> [Exercise prompt]:
Of all the lines in the records below, how many hold the word "préféré"? Give the number alone.

> [Record extracts]:
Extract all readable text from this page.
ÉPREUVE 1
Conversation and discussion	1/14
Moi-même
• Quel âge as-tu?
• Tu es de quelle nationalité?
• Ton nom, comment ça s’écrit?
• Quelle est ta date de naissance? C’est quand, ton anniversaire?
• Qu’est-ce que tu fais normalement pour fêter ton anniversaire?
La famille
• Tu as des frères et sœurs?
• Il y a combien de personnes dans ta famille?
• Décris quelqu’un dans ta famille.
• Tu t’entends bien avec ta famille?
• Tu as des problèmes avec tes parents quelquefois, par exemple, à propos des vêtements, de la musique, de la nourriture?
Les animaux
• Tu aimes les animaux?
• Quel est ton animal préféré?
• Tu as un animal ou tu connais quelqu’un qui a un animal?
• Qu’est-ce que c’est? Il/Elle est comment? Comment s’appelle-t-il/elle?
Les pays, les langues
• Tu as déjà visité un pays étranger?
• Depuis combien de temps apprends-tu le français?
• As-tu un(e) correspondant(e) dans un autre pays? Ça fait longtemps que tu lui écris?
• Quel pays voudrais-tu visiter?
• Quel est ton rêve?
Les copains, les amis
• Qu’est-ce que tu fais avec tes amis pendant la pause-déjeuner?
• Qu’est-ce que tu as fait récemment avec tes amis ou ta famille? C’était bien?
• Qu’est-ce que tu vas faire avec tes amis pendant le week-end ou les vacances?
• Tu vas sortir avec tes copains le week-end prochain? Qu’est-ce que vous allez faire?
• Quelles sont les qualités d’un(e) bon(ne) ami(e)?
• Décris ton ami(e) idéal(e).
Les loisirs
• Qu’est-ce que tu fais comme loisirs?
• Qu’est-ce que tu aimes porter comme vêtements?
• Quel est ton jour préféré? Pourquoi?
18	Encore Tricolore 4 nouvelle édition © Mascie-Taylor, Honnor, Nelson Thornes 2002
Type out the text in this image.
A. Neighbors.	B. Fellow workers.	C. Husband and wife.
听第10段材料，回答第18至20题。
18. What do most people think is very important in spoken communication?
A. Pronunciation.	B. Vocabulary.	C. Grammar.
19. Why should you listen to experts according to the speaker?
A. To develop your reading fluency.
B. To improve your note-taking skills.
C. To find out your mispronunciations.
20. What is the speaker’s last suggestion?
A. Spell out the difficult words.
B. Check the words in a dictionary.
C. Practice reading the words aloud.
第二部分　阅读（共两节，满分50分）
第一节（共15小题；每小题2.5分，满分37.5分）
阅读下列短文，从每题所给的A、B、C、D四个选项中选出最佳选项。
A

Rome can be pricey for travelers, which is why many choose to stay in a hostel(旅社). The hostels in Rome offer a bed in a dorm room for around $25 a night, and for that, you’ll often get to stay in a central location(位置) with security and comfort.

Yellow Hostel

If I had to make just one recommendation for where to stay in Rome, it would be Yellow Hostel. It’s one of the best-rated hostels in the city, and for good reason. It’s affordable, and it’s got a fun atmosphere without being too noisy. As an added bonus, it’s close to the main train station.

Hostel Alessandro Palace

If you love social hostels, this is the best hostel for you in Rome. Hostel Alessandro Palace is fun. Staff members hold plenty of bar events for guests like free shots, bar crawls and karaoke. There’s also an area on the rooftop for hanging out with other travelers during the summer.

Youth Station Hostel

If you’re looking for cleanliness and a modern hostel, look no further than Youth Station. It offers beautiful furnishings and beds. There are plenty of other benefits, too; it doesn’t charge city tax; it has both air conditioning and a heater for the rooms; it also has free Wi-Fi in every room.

> [Output for this task]:
2